[STATED GOAL] Your answer should be a single number: the count of lines that include the word "them".

---*---

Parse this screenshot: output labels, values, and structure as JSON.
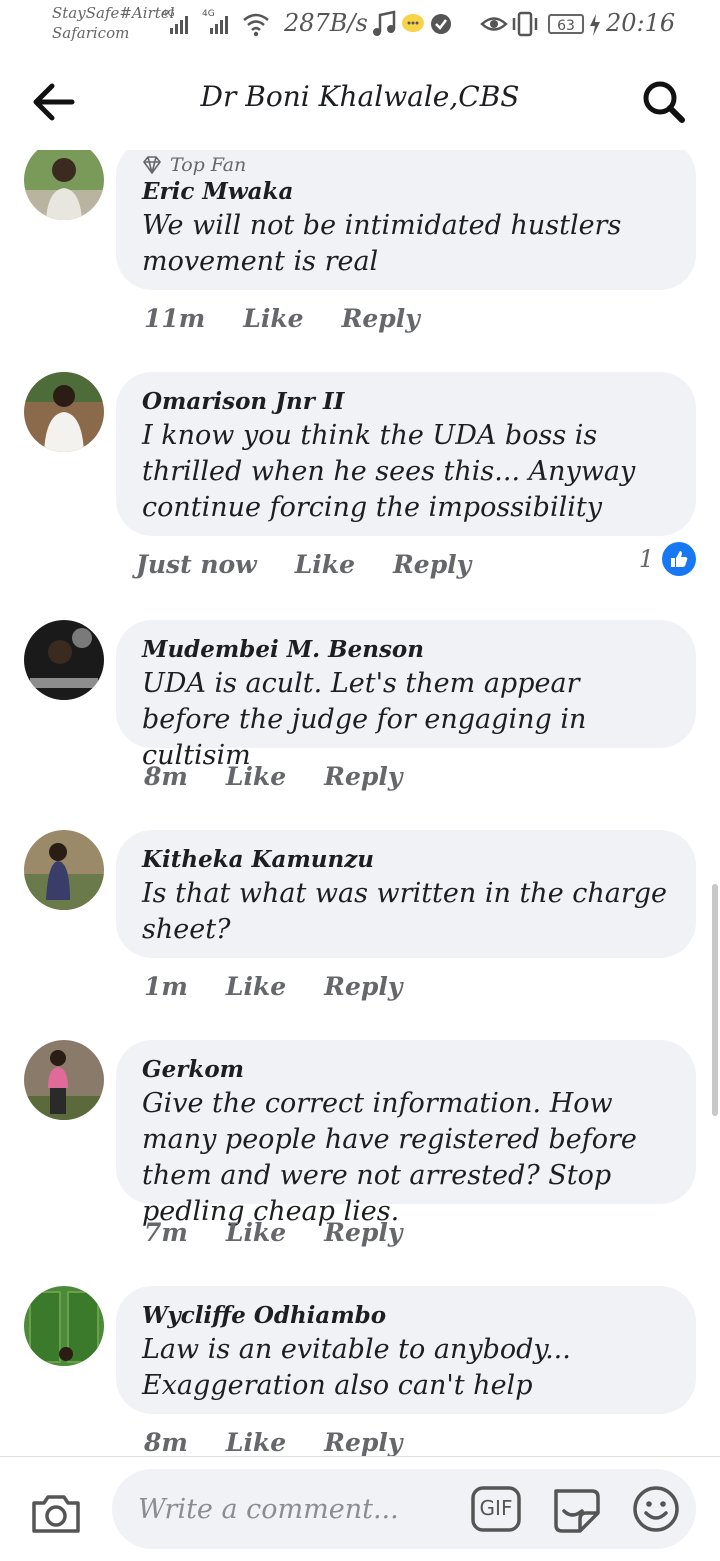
{
  "status_bar": {
    "carrier_line1": "StaySafe#Airtel",
    "carrier_line2": "Safaricom",
    "network1": "4G",
    "network2": "4G",
    "speed": "287B/s",
    "battery": "63",
    "time": "20:16"
  },
  "header": {
    "title": "Dr Boni Khalwale,CBS",
    "back_icon": "arrow-left-icon",
    "search_icon": "search-icon"
  },
  "comments": [
    {
      "badge": "Top Fan",
      "author": "Eric Mwaka",
      "text": "We will not be intimidated hustlers movement is real",
      "time": "11m",
      "like_label": "Like",
      "reply_label": "Reply"
    },
    {
      "author": "Omarison Jnr II",
      "text": "I know you think the UDA  boss is thrilled when he sees this... Anyway continue forcing the impossibility",
      "time": "Just now",
      "like_label": "Like",
      "reply_label": "Reply",
      "reaction_count": "1"
    },
    {
      "author": "Mudembei M. Benson",
      "text": "UDA is acult. Let's them appear before the judge for engaging in cultisim",
      "time": "8m",
      "like_label": "Like",
      "reply_label": "Reply"
    },
    {
      "author": "Kitheka Kamunzu",
      "text": "Is that what was written in the charge sheet?",
      "time": "1m",
      "like_label": "Like",
      "reply_label": "Reply"
    },
    {
      "author": "Gerkom",
      "text": "Give the correct information. How many people have registered before them and were not arrested? Stop pedling cheap lies.",
      "time": "7m",
      "like_label": "Like",
      "reply_label": "Reply"
    },
    {
      "author": "Wycliffe Odhiambo",
      "text": "Law is an evitable to anybody... Exaggeration also can't help",
      "time": "8m",
      "like_label": "Like",
      "reply_label": "Reply"
    }
  ],
  "composer": {
    "placeholder": "Write a comment...",
    "gif_label": "GIF"
  },
  "colors": {
    "bubble": "#f0f2f5",
    "like_blue": "#1877f2",
    "meta_gray": "#65676b"
  }
}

---*---

[RESULT FOR THIS TASK] 2